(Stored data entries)
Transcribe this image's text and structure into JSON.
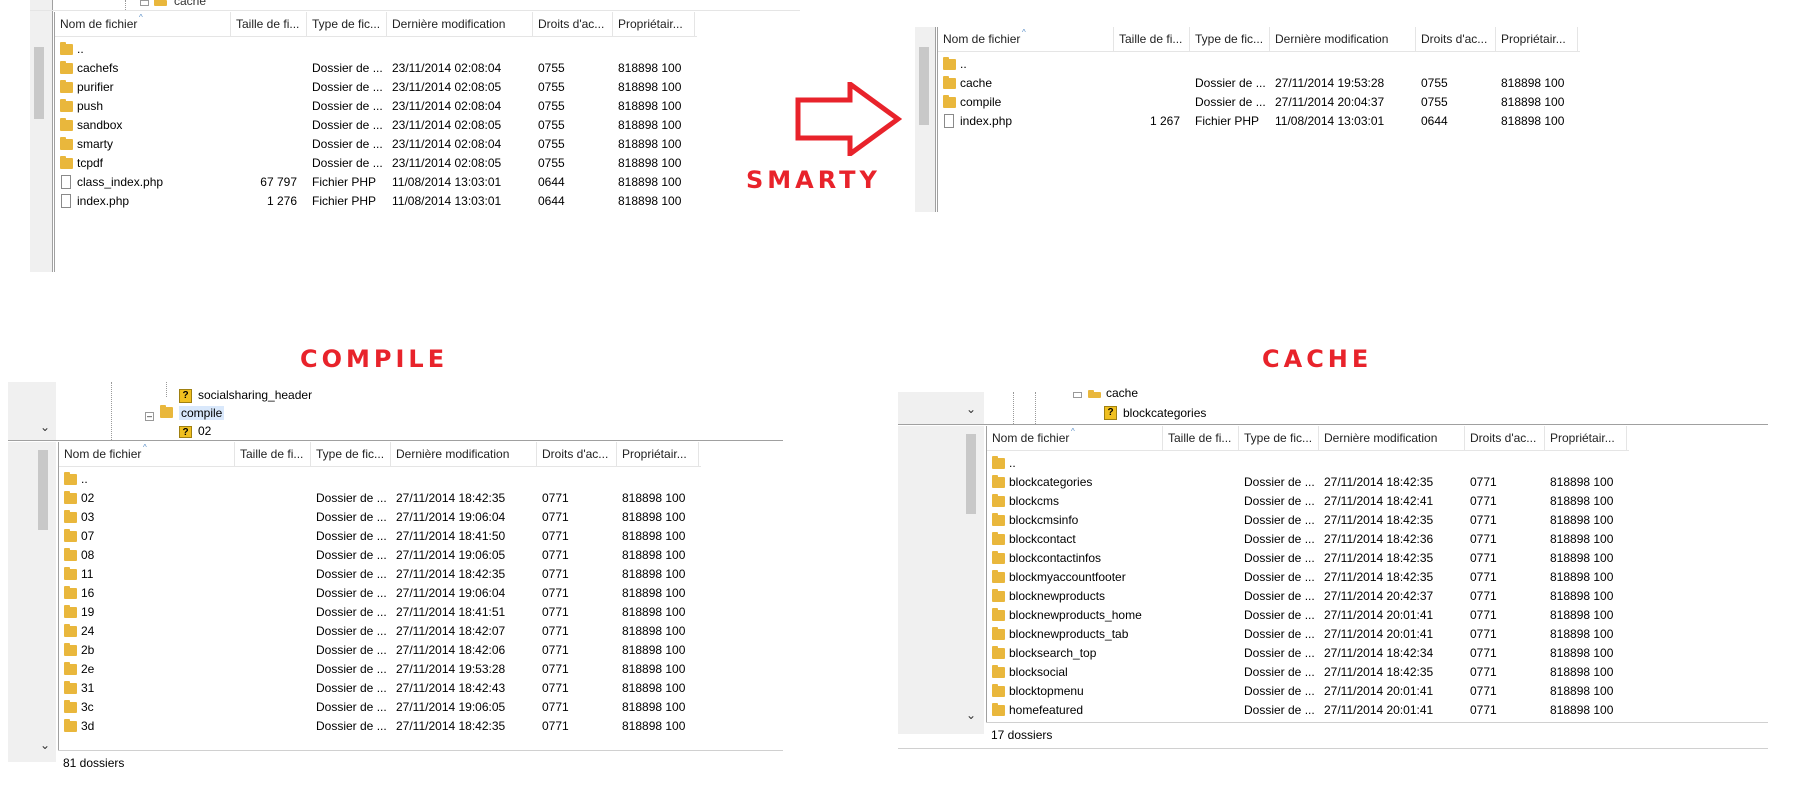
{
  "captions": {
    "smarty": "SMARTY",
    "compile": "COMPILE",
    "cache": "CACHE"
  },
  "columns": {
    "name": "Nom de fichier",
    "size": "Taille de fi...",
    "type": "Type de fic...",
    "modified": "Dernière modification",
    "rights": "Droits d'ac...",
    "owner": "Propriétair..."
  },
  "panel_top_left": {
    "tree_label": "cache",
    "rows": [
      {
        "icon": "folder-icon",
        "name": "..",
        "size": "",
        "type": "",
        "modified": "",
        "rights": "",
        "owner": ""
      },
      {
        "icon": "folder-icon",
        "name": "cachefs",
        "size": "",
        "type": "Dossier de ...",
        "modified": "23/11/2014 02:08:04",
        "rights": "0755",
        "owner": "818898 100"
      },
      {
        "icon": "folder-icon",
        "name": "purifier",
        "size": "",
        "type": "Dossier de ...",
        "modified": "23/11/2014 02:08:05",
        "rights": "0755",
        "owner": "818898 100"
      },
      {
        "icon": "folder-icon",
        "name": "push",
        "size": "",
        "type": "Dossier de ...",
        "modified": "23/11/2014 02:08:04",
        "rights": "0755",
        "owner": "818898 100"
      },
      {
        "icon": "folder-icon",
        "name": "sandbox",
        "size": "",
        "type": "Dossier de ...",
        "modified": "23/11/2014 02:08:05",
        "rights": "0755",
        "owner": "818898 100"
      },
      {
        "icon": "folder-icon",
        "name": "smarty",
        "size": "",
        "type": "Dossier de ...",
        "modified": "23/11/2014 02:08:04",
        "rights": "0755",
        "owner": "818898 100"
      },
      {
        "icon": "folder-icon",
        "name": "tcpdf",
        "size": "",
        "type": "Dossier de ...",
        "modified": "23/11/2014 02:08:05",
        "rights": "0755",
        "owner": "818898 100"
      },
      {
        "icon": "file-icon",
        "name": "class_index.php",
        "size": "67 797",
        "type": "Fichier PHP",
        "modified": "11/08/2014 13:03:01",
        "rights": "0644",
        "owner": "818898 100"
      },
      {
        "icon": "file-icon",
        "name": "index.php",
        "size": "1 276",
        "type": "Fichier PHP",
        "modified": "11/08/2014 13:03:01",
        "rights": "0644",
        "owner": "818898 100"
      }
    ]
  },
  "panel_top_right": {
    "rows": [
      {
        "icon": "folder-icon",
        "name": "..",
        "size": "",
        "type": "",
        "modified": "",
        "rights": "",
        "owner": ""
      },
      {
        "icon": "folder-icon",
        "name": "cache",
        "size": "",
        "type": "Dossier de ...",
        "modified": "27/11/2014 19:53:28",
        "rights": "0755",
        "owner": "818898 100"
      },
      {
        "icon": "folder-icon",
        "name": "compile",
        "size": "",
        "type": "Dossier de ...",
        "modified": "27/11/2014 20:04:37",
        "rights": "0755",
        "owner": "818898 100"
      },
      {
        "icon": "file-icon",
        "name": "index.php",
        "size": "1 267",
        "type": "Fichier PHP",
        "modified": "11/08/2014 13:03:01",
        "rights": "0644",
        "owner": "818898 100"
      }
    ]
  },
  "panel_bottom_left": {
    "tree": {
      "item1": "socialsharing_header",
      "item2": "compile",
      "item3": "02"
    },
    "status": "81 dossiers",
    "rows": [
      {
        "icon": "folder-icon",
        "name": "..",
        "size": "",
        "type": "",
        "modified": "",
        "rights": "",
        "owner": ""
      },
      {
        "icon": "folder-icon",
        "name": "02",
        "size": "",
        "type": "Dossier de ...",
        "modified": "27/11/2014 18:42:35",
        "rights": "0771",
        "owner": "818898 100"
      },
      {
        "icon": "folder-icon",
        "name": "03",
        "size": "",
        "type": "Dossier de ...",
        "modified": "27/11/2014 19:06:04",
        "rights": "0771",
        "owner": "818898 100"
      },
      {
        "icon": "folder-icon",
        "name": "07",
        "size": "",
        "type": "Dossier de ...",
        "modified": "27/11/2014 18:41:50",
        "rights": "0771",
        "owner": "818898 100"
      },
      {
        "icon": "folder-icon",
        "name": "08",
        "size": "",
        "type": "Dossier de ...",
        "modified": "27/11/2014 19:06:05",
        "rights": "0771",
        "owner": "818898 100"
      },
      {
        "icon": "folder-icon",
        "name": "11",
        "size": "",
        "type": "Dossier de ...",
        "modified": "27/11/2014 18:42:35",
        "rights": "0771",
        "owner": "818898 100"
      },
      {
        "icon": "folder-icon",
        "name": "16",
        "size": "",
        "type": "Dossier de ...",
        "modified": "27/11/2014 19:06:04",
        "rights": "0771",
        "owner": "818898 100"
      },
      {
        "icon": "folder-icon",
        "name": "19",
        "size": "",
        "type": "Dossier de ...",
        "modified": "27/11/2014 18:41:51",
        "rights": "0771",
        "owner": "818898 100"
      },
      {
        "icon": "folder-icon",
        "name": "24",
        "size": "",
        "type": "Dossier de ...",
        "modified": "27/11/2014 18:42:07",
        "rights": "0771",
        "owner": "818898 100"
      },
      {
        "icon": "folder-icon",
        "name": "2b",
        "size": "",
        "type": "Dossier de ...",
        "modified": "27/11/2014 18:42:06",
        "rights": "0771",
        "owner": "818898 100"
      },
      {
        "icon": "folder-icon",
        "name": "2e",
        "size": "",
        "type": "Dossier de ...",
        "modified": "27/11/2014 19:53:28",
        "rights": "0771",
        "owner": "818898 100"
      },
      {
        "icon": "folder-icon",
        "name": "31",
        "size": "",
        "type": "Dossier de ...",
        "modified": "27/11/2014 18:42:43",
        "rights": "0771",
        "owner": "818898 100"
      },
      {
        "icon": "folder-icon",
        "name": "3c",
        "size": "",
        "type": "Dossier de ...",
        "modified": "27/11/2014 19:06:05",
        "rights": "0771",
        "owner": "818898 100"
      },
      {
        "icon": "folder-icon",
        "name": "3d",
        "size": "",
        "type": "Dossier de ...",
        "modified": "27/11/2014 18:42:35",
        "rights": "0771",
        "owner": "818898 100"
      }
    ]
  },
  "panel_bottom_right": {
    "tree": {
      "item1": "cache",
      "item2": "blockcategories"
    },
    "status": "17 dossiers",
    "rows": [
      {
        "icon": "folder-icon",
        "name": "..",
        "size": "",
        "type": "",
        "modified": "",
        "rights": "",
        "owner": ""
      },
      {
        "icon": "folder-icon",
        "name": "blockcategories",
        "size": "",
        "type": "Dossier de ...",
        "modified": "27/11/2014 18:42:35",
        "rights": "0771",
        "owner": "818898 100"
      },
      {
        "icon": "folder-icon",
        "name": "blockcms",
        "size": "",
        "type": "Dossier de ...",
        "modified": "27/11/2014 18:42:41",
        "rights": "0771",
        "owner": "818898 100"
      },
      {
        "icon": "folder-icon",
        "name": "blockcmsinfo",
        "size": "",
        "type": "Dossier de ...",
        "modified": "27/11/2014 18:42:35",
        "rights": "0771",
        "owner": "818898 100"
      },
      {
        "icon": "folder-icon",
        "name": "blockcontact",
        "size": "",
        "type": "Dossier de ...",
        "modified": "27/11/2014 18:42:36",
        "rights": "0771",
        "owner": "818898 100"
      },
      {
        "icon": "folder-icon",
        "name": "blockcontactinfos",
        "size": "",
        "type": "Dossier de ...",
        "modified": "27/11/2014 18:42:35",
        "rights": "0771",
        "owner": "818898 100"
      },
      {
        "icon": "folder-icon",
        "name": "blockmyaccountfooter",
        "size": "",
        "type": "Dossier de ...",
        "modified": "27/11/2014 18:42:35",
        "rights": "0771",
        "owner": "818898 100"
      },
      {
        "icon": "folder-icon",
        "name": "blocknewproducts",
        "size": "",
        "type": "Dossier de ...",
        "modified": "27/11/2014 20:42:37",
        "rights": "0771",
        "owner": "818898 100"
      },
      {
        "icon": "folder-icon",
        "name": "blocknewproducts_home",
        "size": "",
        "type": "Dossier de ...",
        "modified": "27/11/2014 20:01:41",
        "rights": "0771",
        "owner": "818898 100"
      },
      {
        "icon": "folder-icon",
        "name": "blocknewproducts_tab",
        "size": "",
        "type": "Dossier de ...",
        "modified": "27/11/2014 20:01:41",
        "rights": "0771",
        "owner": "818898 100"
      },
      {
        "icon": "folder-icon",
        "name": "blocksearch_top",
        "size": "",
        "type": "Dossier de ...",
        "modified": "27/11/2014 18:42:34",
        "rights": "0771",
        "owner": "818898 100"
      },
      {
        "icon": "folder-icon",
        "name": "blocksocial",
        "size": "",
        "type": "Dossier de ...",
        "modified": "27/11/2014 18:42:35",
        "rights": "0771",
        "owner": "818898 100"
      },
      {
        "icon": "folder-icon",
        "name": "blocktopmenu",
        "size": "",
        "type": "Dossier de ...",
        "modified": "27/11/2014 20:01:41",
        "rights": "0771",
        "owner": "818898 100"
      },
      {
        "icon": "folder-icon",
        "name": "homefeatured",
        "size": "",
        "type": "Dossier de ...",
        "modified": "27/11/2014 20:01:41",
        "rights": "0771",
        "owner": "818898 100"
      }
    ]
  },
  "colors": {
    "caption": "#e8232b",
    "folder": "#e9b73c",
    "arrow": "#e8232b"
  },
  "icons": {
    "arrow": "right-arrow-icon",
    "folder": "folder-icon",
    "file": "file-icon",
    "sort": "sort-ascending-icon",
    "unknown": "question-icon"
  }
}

---

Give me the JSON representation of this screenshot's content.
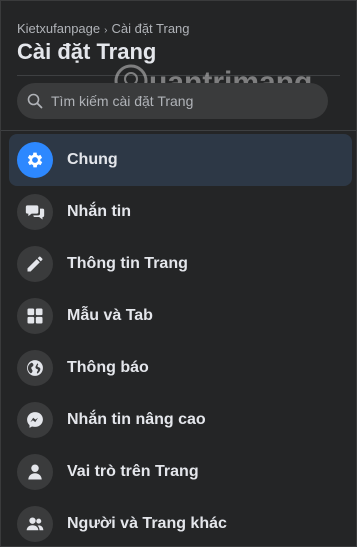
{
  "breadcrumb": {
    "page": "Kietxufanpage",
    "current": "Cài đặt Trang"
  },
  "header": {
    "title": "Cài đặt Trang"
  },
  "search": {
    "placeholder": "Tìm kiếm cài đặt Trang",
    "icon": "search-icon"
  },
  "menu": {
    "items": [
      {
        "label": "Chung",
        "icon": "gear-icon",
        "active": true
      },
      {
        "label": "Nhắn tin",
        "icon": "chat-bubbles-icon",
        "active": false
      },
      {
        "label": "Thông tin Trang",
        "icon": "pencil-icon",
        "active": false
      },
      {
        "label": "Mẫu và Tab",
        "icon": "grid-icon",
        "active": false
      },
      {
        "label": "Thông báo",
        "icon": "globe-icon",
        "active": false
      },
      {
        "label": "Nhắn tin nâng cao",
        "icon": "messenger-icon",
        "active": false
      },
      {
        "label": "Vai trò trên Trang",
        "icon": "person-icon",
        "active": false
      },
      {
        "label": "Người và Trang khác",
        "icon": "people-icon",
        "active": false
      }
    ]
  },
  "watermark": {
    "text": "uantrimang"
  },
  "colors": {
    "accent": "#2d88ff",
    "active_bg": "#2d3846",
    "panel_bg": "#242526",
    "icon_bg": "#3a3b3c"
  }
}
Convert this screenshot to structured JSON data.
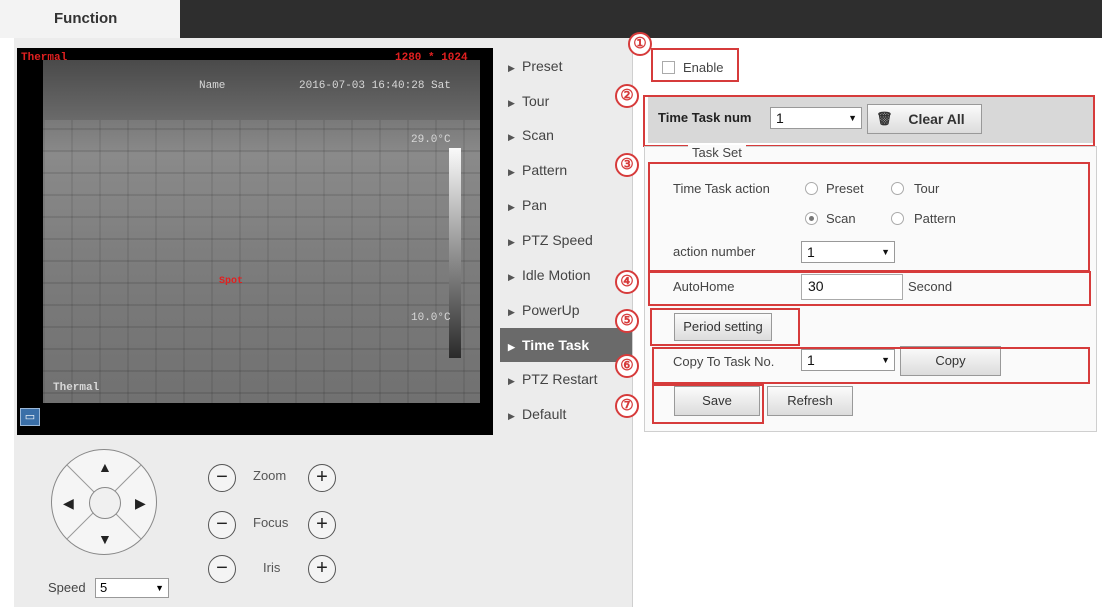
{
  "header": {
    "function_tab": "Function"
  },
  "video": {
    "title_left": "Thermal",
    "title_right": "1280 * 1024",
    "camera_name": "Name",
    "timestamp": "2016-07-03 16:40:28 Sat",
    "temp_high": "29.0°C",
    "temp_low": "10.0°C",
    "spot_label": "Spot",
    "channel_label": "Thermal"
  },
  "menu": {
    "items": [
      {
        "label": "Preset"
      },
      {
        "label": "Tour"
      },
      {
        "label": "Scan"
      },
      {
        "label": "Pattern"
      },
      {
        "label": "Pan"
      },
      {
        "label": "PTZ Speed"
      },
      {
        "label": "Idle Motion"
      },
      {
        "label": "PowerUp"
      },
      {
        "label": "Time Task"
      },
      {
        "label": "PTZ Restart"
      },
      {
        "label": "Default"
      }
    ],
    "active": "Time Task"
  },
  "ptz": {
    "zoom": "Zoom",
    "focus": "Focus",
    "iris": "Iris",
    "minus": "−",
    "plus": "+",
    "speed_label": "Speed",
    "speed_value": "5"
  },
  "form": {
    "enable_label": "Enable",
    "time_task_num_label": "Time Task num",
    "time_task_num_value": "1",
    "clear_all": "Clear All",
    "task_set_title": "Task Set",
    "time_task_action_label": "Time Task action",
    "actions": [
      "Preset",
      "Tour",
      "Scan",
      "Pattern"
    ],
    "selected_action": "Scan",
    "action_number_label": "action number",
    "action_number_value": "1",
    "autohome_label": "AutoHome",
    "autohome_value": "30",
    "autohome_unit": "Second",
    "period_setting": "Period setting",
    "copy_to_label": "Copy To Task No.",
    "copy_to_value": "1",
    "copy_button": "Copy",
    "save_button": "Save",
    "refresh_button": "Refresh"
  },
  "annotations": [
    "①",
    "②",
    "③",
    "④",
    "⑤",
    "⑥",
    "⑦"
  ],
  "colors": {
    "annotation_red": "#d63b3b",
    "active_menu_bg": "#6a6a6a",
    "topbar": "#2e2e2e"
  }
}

* **Requirements**
Copy all lines of the material above where the string "this" occurs.

* **Answer**
Transcribe this image's text and structure into JSON.
Give me the JSON representation of this screenshot's content.
Convert this screenshot to structured JSON data.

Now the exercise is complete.